* **Written instruction**
Identify every line in the material below that contains the string "interchange", and copy each of those lines in full.

====

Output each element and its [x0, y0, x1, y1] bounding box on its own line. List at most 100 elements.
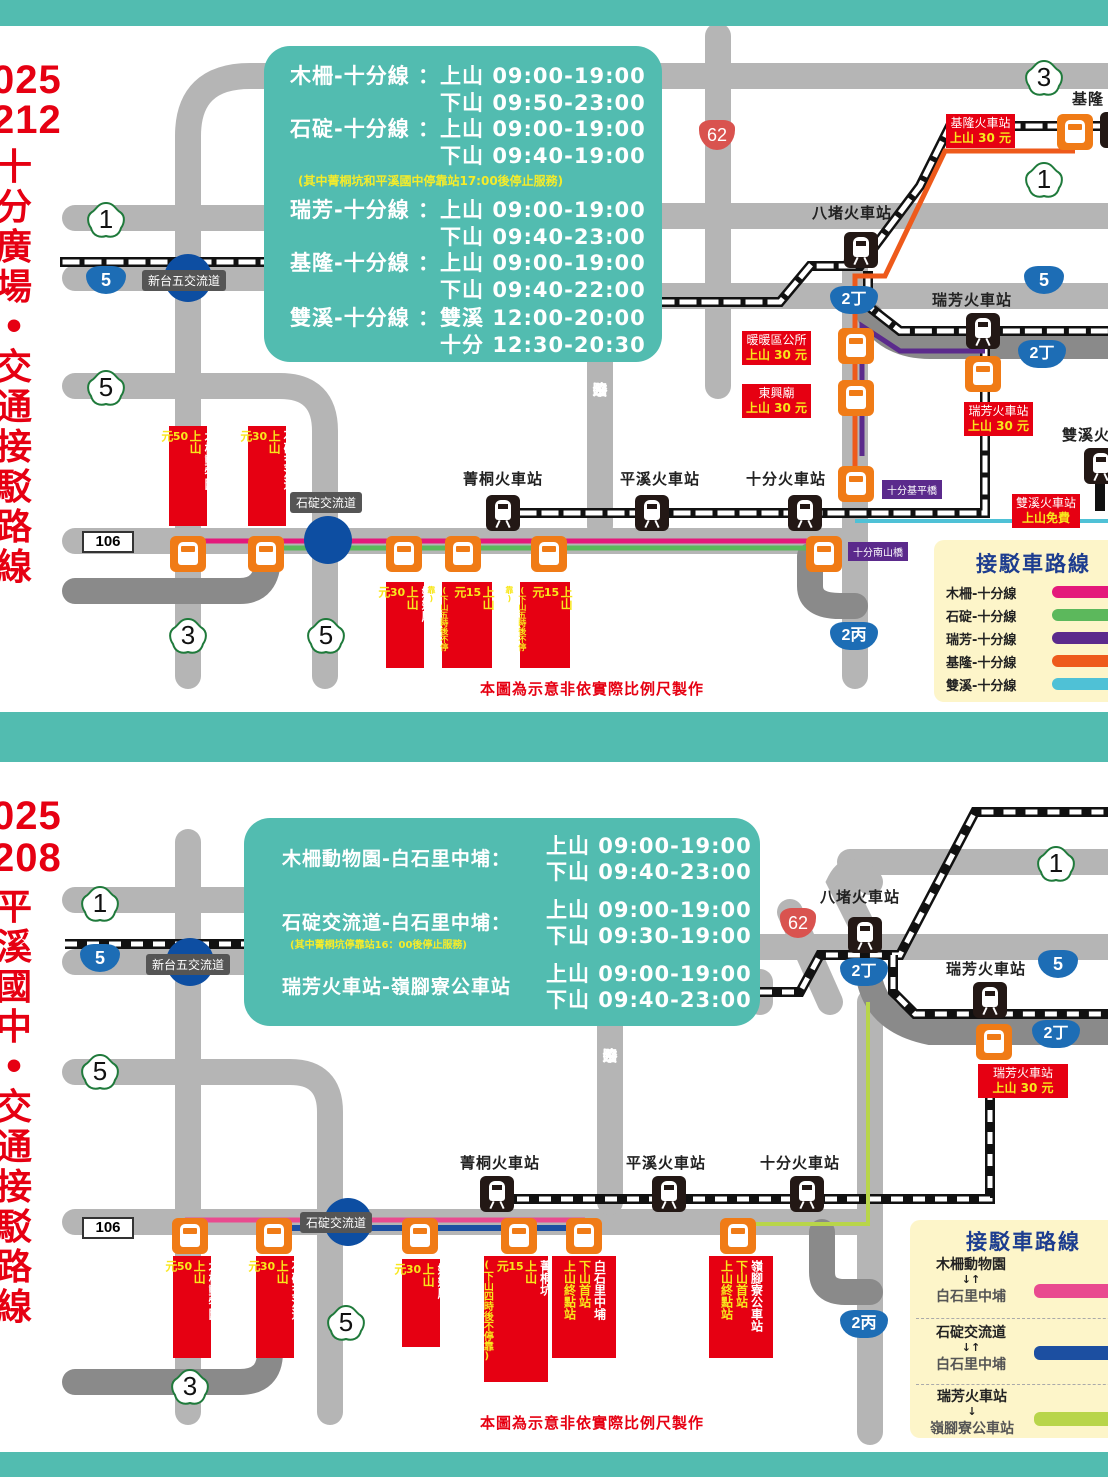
legend-item: 木柵動物園↓↑白石里中埔 — [936, 1257, 1006, 1305]
bus-stop-icon[interactable] — [248, 536, 284, 572]
road-5-south — [62, 373, 338, 689]
train-station-icon — [848, 917, 882, 953]
route-2ding-shield: 2丁 — [1018, 340, 1066, 368]
legend-item: 瑞芳火車站↓嶺腳寮公車站 — [930, 1389, 1014, 1437]
schedule-box: 木柵-十分線：上山 09:00-19:00 下山 09:50-23:00 石碇-… — [264, 46, 662, 362]
bus-stop-icon[interactable] — [838, 466, 874, 502]
legend-item: 石碇交流道↓↑白石里中埔 — [936, 1325, 1006, 1373]
stop-tag-nuannuan: 暖暖區公所上山 30 元 — [742, 331, 812, 365]
schedule-row: 石碇-十分線：上山 09:00-19:00 — [290, 117, 646, 141]
national-5-shield: 5 — [1024, 266, 1064, 294]
station-label-pingxi: 平溪火車站 — [626, 1154, 707, 1172]
schedule-route-label: 木柵動物園-白石里中埔： — [282, 848, 511, 870]
route-5-shield: 5 — [80, 1052, 120, 1092]
shiding-interchange-label: 石碇交流道 — [300, 1212, 373, 1233]
schedule-row: 雙溪-十分線：雙溪 12:00-20:00 — [290, 306, 646, 330]
legend-swatch-mucha — [1052, 586, 1108, 598]
station-label-badu: 八堵火車站 — [812, 204, 893, 222]
schedule-row: 下山 09:50-23:00 — [440, 91, 646, 115]
bus-stop-icon[interactable] — [256, 1218, 292, 1254]
route-2bing-shield: 2丙 — [840, 1310, 888, 1338]
map-panel-pingxi-junior-high: 025 208 平 溪 國 中 • 交 通 接 駁 路 線 木柵動物園-白石里中… — [0, 762, 1108, 1452]
stop-tag-keelung: 基隆火車站上山 30 元 — [946, 114, 1016, 148]
shifen-nanshan-bridge-label: 十分南山橋 — [848, 542, 908, 561]
bus-stop-icon[interactable] — [1057, 114, 1093, 150]
route-5-shield: 5 — [86, 368, 126, 408]
stop-tag-ruifang: 瑞芳火車站上山 30 元 — [978, 1064, 1068, 1098]
route-1-shield: 1 — [86, 200, 126, 240]
bus-stop-icon[interactable] — [976, 1024, 1012, 1060]
shuttle-route-legend: 接駁車路線 木柵-十分線 石碇-十分線 瑞芳-十分線 基隆-十分線 雙溪-十分線 — [934, 540, 1108, 702]
bus-stop-icon[interactable] — [838, 328, 874, 364]
route-5-shield: 5 — [306, 616, 346, 656]
shiding-interchange-label: 石碇交流道 — [290, 492, 363, 513]
legend-title: 接駁車路線 — [976, 552, 1091, 576]
train-station-icon — [652, 1176, 686, 1212]
station-label-shuangxi: 雙溪火 — [1062, 426, 1108, 444]
schedule-route-label: 石碇交流道-白石里中埔： — [282, 912, 511, 934]
bus-stop-icon[interactable] — [838, 380, 874, 416]
bus-stop-icon[interactable] — [965, 356, 1001, 392]
route-3-shield: 3 — [1024, 58, 1064, 98]
route-2ding-shield: 2丁 — [830, 286, 878, 314]
route-1-shield: 1 — [1024, 160, 1064, 200]
bus-stop-icon[interactable] — [402, 1218, 438, 1254]
title-year: 025 — [0, 794, 62, 838]
stop-tag-dongxing: 東興廟上山 30 元 — [742, 384, 812, 418]
bus-stop-icon[interactable] — [172, 1218, 208, 1254]
legend-item: 石碇-十分線 — [946, 610, 1017, 625]
stop-tag-baishi-zhongpu: 白石里中埔 下山首站 上山終點站 — [552, 1256, 616, 1358]
train-station-icon — [1084, 448, 1108, 484]
bus-stop-icon[interactable] — [386, 536, 422, 572]
train-station-icon — [966, 313, 1000, 349]
bus-stop-icon[interactable] — [445, 536, 481, 572]
legend-item: 木柵-十分線 — [946, 587, 1017, 602]
route-2bing-shield: 2丙 — [830, 622, 878, 650]
station-label-ruifang: 瑞芳火車站 — [932, 291, 1013, 309]
train-station-icon — [486, 495, 520, 531]
bus-stop-icon[interactable] — [531, 536, 567, 572]
legend-swatch-shiding — [1034, 1346, 1108, 1360]
national-5-shield: 5 — [80, 944, 120, 972]
legend-title: 接駁車路線 — [966, 1230, 1081, 1254]
route-3-shield: 3 — [168, 616, 208, 656]
road-shifen-branch — [797, 543, 868, 619]
map-panel-shifen-square: 025 212 十 分 廣 場 • 交 通 接 駁 路 線 木柵-十分線：上山 … — [0, 26, 1108, 712]
schedule-box: 木柵動物園-白石里中埔： 上山 09:00-19:00 下山 09:40-23:… — [244, 818, 760, 1026]
train-station-icon — [635, 495, 669, 531]
train-station-icon — [973, 982, 1007, 1018]
bus-stop-icon[interactable] — [806, 536, 842, 572]
schedule-row: 下山 09:40-19:00 — [440, 144, 646, 168]
legend-item: 瑞芳-十分線 — [946, 633, 1017, 648]
schedule-route-label: 瑞芳火車站-嶺腳寮公車站 — [282, 976, 511, 998]
schedule-row: 基隆-十分線：上山 09:00-19:00 — [290, 251, 646, 275]
schedule-up-time: 上山 09:00-19:00 — [546, 898, 752, 922]
station-label-ruifang: 瑞芳火車站 — [946, 960, 1027, 978]
national-5-shield: 5 — [86, 266, 126, 294]
scale-disclaimer: 本圖為示意非依實際比例尺製作 — [480, 1414, 705, 1432]
legend-swatch-shiding — [1052, 609, 1108, 621]
route-106-sign: 106 — [82, 1217, 134, 1239]
legend-swatch-keelung — [1052, 655, 1108, 667]
schedule-down-time: 下山 09:30-19:00 — [546, 924, 752, 948]
bus-stop-icon[interactable] — [720, 1218, 756, 1254]
route-2ding-shield: 2丁 — [840, 958, 888, 986]
bus-stop-icon[interactable] — [170, 536, 206, 572]
legend-item: 雙溪-十分線 — [946, 679, 1017, 694]
stop-tag-shuangxi: 雙溪火車站上山免費 — [1012, 494, 1081, 528]
xintai-interchange-label: 新台五交流道 — [146, 954, 231, 975]
schedule-down-time: 下山 09:40-23:00 — [546, 988, 752, 1012]
station-label-jingtong: 菁桐火車站 — [463, 470, 544, 488]
bus-stop-icon[interactable] — [566, 1218, 602, 1254]
route-3-shield: 3 — [170, 1367, 210, 1407]
bus-stop-icon[interactable] — [501, 1218, 537, 1254]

====

* **Result below**
shiding-interchange-label: 石碇交流道 — [300, 1212, 373, 1233]
shiding-interchange-label: 石碇交流道 — [290, 492, 363, 513]
xintai-interchange-label: 新台五交流道 — [146, 954, 231, 975]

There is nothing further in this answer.